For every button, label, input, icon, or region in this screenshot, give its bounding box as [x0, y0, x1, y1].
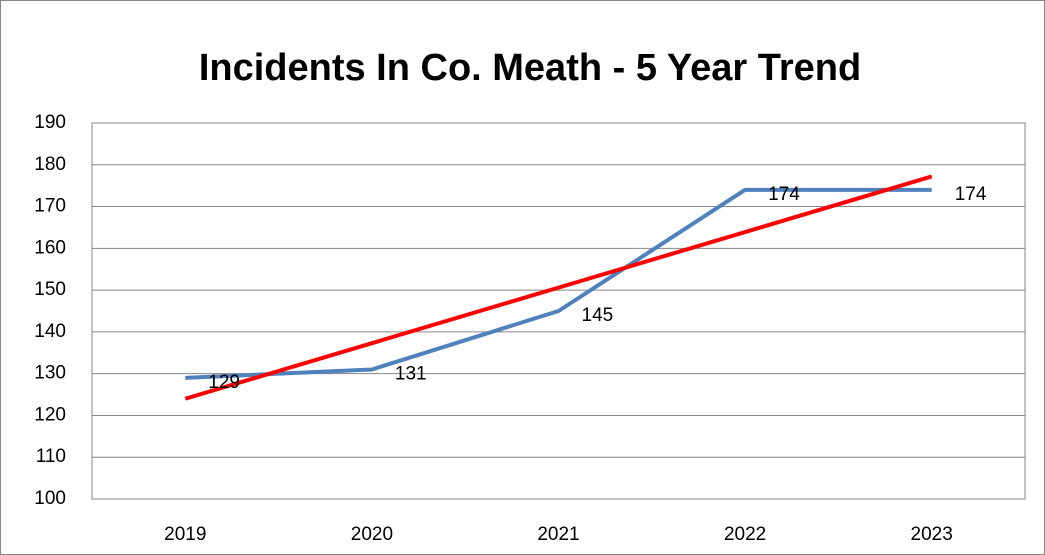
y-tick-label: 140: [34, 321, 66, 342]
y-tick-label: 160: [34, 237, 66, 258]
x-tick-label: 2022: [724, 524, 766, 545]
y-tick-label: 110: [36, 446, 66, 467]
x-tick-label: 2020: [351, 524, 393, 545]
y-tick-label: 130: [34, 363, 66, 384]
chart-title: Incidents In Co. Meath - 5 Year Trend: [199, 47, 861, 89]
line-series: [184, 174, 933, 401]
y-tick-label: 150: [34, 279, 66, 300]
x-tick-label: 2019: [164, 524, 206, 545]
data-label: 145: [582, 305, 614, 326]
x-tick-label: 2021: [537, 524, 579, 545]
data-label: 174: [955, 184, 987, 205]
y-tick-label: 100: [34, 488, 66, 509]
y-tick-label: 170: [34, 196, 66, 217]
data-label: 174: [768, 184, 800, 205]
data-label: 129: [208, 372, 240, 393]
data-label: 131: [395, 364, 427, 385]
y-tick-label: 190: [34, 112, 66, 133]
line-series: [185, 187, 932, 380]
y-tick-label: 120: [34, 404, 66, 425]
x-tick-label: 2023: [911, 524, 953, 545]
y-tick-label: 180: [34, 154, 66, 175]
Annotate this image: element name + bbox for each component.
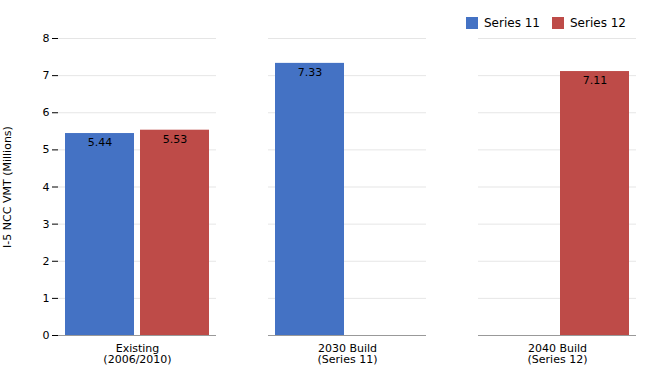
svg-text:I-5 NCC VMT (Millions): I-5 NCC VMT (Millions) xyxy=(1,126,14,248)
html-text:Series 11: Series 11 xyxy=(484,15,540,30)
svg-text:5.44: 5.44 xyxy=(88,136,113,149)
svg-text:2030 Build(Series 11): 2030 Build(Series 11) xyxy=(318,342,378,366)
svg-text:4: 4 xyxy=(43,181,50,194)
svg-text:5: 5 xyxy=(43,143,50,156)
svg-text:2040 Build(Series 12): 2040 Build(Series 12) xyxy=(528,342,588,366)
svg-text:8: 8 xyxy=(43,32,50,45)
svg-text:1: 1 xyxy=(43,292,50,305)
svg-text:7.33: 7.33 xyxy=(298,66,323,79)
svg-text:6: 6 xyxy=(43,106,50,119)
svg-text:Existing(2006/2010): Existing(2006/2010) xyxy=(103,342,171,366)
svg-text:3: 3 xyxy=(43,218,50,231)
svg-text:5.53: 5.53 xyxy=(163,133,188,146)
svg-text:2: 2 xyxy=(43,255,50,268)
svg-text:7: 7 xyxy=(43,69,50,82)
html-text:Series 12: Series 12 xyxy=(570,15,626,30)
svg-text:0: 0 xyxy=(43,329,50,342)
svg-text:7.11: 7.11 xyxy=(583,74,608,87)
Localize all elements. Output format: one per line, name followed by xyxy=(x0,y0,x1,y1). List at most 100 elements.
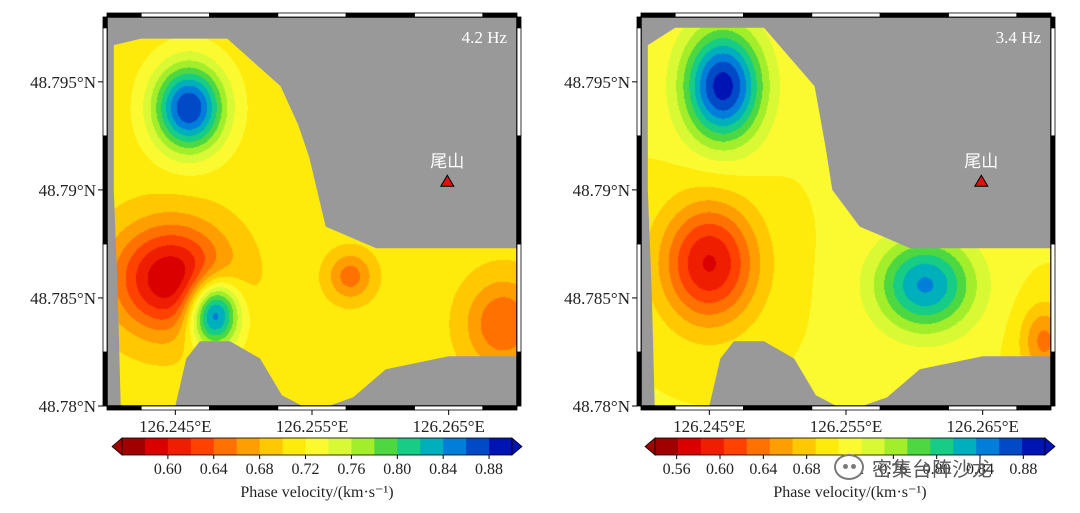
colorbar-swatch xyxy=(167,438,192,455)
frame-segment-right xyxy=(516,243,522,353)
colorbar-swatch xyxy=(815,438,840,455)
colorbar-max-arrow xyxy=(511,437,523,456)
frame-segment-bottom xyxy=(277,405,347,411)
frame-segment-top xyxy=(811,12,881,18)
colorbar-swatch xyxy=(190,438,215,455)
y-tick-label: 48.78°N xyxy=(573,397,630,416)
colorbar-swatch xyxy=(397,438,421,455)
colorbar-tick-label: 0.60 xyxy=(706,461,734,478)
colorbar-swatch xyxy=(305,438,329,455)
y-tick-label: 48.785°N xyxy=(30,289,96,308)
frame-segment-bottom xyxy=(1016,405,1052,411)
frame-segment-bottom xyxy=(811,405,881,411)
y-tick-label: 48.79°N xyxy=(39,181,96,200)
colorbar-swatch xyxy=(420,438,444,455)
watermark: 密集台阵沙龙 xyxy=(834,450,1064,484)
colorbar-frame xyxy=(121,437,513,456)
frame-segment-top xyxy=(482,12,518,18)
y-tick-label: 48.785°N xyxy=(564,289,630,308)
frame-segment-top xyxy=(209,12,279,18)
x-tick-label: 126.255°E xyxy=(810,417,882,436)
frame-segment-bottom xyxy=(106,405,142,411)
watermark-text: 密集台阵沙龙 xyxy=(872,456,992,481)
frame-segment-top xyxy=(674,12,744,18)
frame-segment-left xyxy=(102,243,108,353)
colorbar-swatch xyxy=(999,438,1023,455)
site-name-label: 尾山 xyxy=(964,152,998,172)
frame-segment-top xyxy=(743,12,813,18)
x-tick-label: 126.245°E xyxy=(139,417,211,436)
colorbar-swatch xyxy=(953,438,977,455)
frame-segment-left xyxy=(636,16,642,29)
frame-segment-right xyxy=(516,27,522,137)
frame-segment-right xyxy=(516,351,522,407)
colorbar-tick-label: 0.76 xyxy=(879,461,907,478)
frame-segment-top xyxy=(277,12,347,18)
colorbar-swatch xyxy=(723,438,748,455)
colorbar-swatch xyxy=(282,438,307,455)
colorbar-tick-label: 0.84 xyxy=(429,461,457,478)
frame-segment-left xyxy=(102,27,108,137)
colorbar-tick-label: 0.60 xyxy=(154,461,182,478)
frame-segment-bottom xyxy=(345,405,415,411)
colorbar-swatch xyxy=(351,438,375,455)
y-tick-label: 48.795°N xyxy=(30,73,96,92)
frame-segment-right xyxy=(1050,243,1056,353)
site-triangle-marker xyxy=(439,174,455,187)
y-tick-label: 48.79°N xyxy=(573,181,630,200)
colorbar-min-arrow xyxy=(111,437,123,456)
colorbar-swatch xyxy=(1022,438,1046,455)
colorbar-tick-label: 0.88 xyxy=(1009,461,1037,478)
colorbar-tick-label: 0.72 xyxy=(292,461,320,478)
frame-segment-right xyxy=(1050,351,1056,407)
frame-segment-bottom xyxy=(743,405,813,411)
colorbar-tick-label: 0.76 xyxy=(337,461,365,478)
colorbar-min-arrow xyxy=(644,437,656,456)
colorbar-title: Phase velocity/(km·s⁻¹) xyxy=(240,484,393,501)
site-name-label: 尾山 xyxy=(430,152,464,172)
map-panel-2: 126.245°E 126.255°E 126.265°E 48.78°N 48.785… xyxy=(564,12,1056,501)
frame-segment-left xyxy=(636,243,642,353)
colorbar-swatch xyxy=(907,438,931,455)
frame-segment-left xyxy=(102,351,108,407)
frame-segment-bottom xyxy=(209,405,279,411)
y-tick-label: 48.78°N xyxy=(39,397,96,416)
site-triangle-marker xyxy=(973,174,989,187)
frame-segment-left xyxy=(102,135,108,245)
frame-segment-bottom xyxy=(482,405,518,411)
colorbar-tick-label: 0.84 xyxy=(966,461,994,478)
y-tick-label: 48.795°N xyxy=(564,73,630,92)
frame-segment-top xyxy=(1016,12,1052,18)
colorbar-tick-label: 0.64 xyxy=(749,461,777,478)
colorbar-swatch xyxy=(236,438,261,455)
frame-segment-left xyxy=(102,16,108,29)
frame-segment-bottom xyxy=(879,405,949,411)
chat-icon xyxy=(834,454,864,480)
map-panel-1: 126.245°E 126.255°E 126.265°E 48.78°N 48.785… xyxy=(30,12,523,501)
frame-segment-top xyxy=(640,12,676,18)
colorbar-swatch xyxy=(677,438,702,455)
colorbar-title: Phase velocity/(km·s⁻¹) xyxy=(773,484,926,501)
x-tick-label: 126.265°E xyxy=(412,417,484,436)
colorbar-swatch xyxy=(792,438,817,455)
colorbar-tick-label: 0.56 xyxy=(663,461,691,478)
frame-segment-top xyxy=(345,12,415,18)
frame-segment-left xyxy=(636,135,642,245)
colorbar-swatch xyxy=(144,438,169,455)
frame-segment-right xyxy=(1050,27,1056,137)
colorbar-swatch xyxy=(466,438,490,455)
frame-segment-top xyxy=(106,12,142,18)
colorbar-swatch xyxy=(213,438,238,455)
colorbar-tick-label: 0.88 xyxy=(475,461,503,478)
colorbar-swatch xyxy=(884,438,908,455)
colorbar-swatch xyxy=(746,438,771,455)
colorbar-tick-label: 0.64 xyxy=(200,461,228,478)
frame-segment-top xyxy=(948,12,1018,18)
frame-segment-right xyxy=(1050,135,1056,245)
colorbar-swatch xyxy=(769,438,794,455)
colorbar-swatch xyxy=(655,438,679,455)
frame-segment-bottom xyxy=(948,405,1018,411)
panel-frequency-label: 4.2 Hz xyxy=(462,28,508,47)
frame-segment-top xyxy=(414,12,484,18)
—————
▶ [Exercise details]:
Give the part of the listing that opens with the line containing "colorbar-swatch xyxy=(167,438,192,455)" and closes with the line containing "colorbar-tick-label: 0.72 xyxy=(292,461,320,478)" again, swapping every "frame-segment-top" for "frame-edge-top" and leaving all else unchanged.

▶ [Correct response]:
colorbar-swatch xyxy=(167,438,192,455)
frame-segment-right xyxy=(516,243,522,353)
colorbar-swatch xyxy=(815,438,840,455)
colorbar-max-arrow xyxy=(511,437,523,456)
frame-segment-bottom xyxy=(277,405,347,411)
frame-edge-top xyxy=(811,12,881,18)
colorbar-swatch xyxy=(190,438,215,455)
y-tick-label: 48.78°N xyxy=(573,397,630,416)
colorbar-swatch xyxy=(397,438,421,455)
colorbar-tick-label: 0.60 xyxy=(706,461,734,478)
colorbar-swatch xyxy=(305,438,329,455)
y-tick-label: 48.785°N xyxy=(30,289,96,308)
frame-segment-bottom xyxy=(1016,405,1052,411)
frame-segment-bottom xyxy=(811,405,881,411)
y-tick-label: 48.79°N xyxy=(39,181,96,200)
colorbar-swatch xyxy=(420,438,444,455)
watermark: 密集台阵沙龙 xyxy=(834,450,1064,484)
colorbar-frame xyxy=(121,437,513,456)
frame-edge-top xyxy=(482,12,518,18)
y-tick-label: 48.785°N xyxy=(564,289,630,308)
frame-edge-top xyxy=(209,12,279,18)
x-tick-label: 126.255°E xyxy=(810,417,882,436)
frame-segment-bottom xyxy=(106,405,142,411)
watermark-text: 密集台阵沙龙 xyxy=(872,456,992,481)
frame-edge-top xyxy=(674,12,744,18)
frame-segment-left xyxy=(102,243,108,353)
colorbar-swatch xyxy=(999,438,1023,455)
site-name-label: 尾山 xyxy=(964,152,998,172)
frame-edge-top xyxy=(743,12,813,18)
x-tick-label: 126.245°E xyxy=(139,417,211,436)
colorbar-swatch xyxy=(953,438,977,455)
frame-segment-left xyxy=(636,16,642,29)
frame-segment-right xyxy=(516,27,522,137)
frame-segment-right xyxy=(516,351,522,407)
colorbar-tick-label: 0.76 xyxy=(879,461,907,478)
frame-edge-top xyxy=(277,12,347,18)
colorbar-swatch xyxy=(723,438,748,455)
colorbar-swatch xyxy=(282,438,307,455)
colorbar-tick-label: 0.84 xyxy=(429,461,457,478)
frame-segment-left xyxy=(102,27,108,137)
colorbar-tick-label: 0.60 xyxy=(154,461,182,478)
frame-segment-bottom xyxy=(345,405,415,411)
colorbar-swatch xyxy=(351,438,375,455)
y-tick-label: 48.795°N xyxy=(30,73,96,92)
frame-segment-right xyxy=(1050,243,1056,353)
site-triangle-marker xyxy=(439,174,455,187)
y-tick-label: 48.79°N xyxy=(573,181,630,200)
colorbar-min-arrow xyxy=(111,437,123,456)
colorbar-swatch xyxy=(1022,438,1046,455)
colorbar-tick-label: 0.88 xyxy=(1009,461,1037,478)
colorbar-tick-label: 0.72 xyxy=(292,461,320,478)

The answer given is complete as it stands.